• _Excerpted records_:

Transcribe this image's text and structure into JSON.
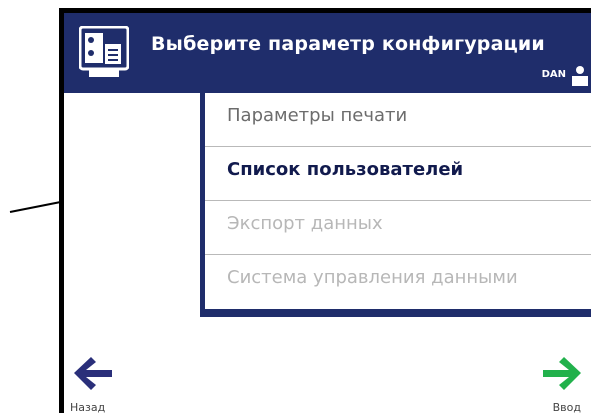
{
  "header": {
    "title": "Выберите параметр конфигурации",
    "user": "DAN",
    "icon": "settings-card-icon",
    "user_icon": "user-icon"
  },
  "menu": {
    "items": [
      {
        "label": "Параметры печати",
        "state": "normal"
      },
      {
        "label": "Список пользователей",
        "state": "highlighted"
      },
      {
        "label": "Экспорт данных",
        "state": "disabled"
      },
      {
        "label": "Система управления данными",
        "state": "disabled"
      }
    ]
  },
  "footer": {
    "back_label": "Назад",
    "enter_label": "Ввод",
    "back_icon": "arrow-left-icon",
    "enter_icon": "arrow-right-icon"
  },
  "colors": {
    "header_bg": "#1f2d6b",
    "back_arrow": "#2a2f7a",
    "enter_arrow": "#22b14c",
    "highlight_text": "#111a4d",
    "disabled_text": "#b7b7b7"
  }
}
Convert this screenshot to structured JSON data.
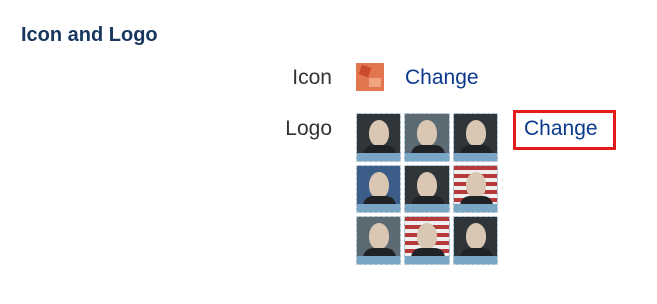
{
  "section": {
    "title": "Icon and Logo"
  },
  "icon_row": {
    "label": "Icon",
    "change_label": "Change"
  },
  "logo_row": {
    "label": "Logo",
    "change_label": "Change"
  },
  "colors": {
    "title": "#17375e",
    "link": "#0b3a8c",
    "highlight_border": "#e31b1b"
  }
}
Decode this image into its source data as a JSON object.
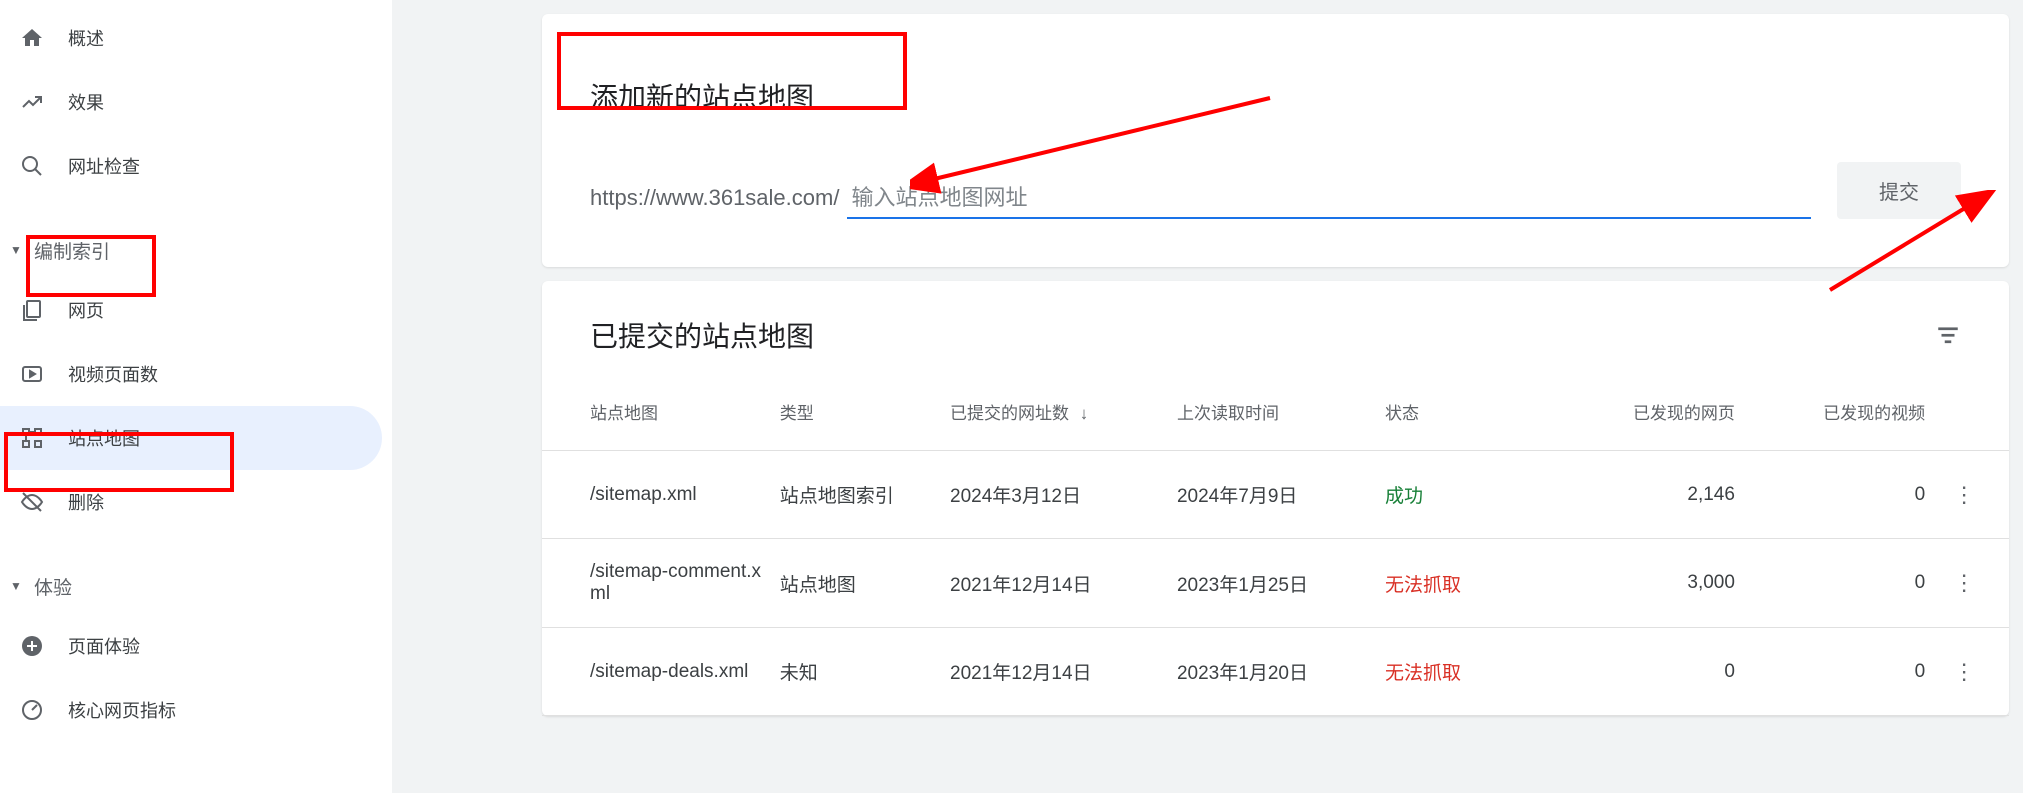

• _What the task asks_:
Except for the pictures, copy the material above exactly.

• _Output below_:
Transcribe this image's text and structure into JSON.
{
  "header": {
    "title": "Выберите параметр конфигурации",
    "user": "DAN",
    "icon": "settings-card-icon",
    "user_icon": "user-icon"
  },
  "menu": {
    "items": [
      {
        "label": "Параметры печати",
        "state": "normal"
      },
      {
        "label": "Список пользователей",
        "state": "highlighted"
      },
      {
        "label": "Экспорт данных",
        "state": "disabled"
      },
      {
        "label": "Система управления данными",
        "state": "disabled"
      }
    ]
  },
  "footer": {
    "back_label": "Назад",
    "enter_label": "Ввод",
    "back_icon": "arrow-left-icon",
    "enter_icon": "arrow-right-icon"
  },
  "colors": {
    "header_bg": "#1f2d6b",
    "back_arrow": "#2a2f7a",
    "enter_arrow": "#22b14c",
    "highlight_text": "#111a4d",
    "disabled_text": "#b7b7b7"
  }
}
Convert this screenshot to structured JSON data.
{
  "section": {
    "title": "Icon and Logo"
  },
  "icon_row": {
    "label": "Icon",
    "change_label": "Change"
  },
  "logo_row": {
    "label": "Logo",
    "change_label": "Change"
  },
  "colors": {
    "title": "#17375e",
    "link": "#0b3a8c",
    "highlight_border": "#e31b1b"
  }
}
Decode this image into its source data as a JSON object.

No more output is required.